**TESTO DA LEGGERE:**
Un vicepremier e ministro che si muove come un premier. E da oggi anche un altro ministro, sempre della Lega, che non sembra voler restare sui binari assegnatigli. Che Salvini e la Lega non sarebbero stati alunni disciplinati della premier Meloni, un po’ tutti, tra gli alleati, ne avevano il sospetto. Del resto le prime «avvisaglie» sono giunte ancor prima (ma anche durante) il dibattito sulla fiducia con il numero uno di via Bellerio - chiuso nei suoi uffici - pronto ad intestarsi battaglie che, sulla carta, esulavano dalle proprie competenze ministeriali. Ma prontamente rese pubbliche sui social. «Proposte, stimoli, contributi al dibattito», le motivazioni del suo interventismo su temi come l'economia (fisco e flat tax, pensioni e Fornero, tetto del contante) e di sicurezza (immigrazione e gestione porti su tutti). Insomma, più che uno stimolo, soprattutto dalle parti di via della Scrofa, le sovraesposizioni mediatiche di Salvini sono sembrate più che altro una pretesa di dettare l’agenda al governo.
A squadra di governo non ancora ultimata, sono molti a gettare acqua sul fuoco e a giurare che non vi è in corso alcun braccio di ferro: «Lo scontro esiste solo nei retroscena giornalistici», tagliano corto sia dalla Lega che da Fratelli d’Italia. Solo gli azzurri - più defilati in questo momento - ironizzano sulla difficile convivenza tra due pesi massimi («ingombranti», è la definizione poi edulcorata) come Giorgia e Matteo: «Non è che l’inizio», prevede più di un parlamentare.

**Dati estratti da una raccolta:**
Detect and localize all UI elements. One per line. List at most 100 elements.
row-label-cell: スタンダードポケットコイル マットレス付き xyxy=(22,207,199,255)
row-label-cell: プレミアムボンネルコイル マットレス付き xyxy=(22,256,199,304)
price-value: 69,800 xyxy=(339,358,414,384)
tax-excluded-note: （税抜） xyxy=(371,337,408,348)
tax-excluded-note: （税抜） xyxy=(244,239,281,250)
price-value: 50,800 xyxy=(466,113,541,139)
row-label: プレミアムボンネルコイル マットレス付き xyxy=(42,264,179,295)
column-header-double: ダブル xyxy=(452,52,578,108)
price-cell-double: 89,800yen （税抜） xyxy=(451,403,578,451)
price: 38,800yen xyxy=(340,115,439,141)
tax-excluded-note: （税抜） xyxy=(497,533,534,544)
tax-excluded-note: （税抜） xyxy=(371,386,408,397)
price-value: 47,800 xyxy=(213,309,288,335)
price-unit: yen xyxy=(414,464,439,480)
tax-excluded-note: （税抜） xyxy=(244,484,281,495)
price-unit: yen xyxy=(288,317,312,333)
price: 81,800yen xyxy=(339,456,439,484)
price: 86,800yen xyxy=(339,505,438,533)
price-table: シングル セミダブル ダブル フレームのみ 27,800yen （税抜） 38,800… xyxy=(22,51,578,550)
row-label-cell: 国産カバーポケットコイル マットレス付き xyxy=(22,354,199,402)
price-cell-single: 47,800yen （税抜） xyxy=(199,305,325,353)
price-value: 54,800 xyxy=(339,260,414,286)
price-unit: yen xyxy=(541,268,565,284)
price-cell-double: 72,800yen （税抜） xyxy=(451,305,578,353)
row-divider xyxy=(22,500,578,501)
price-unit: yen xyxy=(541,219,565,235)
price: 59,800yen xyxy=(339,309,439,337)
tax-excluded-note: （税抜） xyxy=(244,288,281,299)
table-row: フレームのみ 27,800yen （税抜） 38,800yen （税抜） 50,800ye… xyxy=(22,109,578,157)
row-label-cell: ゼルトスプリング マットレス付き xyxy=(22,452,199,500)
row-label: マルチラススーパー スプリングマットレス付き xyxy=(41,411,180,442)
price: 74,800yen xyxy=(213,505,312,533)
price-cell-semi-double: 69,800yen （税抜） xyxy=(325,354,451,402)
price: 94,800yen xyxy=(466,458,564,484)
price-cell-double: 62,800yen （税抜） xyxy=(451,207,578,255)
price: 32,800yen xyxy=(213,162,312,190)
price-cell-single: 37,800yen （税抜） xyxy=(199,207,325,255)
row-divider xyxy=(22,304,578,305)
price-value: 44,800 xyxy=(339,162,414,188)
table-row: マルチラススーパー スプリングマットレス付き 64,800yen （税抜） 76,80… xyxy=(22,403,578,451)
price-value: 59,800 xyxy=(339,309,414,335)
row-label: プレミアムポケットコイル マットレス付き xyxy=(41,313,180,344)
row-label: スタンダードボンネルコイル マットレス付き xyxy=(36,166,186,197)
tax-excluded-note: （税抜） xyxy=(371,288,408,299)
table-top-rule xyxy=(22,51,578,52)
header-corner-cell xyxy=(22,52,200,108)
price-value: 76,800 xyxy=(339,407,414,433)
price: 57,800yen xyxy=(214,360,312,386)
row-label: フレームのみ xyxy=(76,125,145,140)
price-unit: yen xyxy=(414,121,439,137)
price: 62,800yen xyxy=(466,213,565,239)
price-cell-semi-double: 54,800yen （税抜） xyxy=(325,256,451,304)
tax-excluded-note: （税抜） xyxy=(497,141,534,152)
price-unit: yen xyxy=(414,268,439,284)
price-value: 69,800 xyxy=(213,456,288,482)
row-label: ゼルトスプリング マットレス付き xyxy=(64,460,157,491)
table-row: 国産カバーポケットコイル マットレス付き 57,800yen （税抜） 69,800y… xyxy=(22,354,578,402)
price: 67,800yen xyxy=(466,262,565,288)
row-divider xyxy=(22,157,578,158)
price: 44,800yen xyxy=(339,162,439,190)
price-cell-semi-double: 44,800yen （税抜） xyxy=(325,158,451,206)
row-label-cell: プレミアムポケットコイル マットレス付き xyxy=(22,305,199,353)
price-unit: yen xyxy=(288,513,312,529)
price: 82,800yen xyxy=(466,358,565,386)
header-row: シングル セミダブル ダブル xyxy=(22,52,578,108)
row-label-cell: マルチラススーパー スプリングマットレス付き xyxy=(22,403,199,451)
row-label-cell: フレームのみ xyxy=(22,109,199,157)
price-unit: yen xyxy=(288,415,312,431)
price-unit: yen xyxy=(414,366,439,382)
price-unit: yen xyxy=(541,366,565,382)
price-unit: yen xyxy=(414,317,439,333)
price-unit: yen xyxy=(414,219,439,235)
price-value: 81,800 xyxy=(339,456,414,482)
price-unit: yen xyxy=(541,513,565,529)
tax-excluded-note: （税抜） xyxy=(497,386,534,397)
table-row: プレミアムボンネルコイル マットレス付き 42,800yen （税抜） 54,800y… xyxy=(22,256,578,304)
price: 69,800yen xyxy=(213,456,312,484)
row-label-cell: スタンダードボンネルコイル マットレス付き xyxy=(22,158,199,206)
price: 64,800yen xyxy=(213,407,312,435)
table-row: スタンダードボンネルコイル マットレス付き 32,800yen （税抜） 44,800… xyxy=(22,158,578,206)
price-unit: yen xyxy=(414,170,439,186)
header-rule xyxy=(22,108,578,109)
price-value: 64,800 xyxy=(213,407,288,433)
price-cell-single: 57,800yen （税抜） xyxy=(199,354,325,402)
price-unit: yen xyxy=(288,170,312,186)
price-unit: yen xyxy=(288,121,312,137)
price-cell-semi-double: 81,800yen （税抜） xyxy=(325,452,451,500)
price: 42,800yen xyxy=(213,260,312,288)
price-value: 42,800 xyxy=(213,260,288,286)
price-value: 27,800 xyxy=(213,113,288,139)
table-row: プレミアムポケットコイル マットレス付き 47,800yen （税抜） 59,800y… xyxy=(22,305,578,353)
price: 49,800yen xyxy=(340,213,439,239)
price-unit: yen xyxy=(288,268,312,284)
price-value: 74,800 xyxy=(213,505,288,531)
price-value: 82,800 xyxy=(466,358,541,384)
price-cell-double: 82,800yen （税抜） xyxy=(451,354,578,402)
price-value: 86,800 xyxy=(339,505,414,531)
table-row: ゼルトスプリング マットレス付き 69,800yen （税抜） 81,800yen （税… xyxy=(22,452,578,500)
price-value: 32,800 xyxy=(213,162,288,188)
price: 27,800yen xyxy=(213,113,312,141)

**COSA FARE:** Nel testo, secondo la Lega e Fratelli d'Italia, dove esiste lo scontro? Per favore, rispondi con una frase. I dati non servono per questo esercizio.

**RISPOSTA:** Secondo la Lega e Fratelli d'Italia, lo scontro esiste solo nei retroscena giornalistici.